Every entry here needs to be repeated exactly.

● ● ● ● ●

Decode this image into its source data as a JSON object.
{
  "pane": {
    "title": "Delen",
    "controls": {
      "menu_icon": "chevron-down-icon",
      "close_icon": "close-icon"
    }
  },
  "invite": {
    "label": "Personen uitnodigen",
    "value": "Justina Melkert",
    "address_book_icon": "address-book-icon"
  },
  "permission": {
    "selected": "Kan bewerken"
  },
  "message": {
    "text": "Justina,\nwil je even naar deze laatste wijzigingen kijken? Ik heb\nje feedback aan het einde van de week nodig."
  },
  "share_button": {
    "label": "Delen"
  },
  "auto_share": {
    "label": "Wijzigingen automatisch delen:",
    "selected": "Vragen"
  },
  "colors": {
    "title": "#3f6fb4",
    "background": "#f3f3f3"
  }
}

● ● ● ● ●

▶ [TASK OUTPUT]:
Decode this image into its source data as a JSON object.
{
  "pane": {
    "title": "Delen",
    "controls": {
      "menu_icon": "chevron-down-icon",
      "close_icon": "close-icon"
    }
  },
  "invite": {
    "label": "Personen uitnodigen",
    "value": "Justina Melkert",
    "address_book_icon": "address-book-icon"
  },
  "permission": {
    "selected": "Kan bewerken"
  },
  "message": {
    "text": "Justina,\nwil je even naar deze laatste wijzigingen kijken? Ik heb\nje feedback aan het einde van de week nodig."
  },
  "share_button": {
    "label": "Delen"
  },
  "auto_share": {
    "label": "Wijzigingen automatisch delen:",
    "selected": "Vragen"
  },
  "colors": {
    "title": "#3f6fb4",
    "background": "#f3f3f3"
  }
}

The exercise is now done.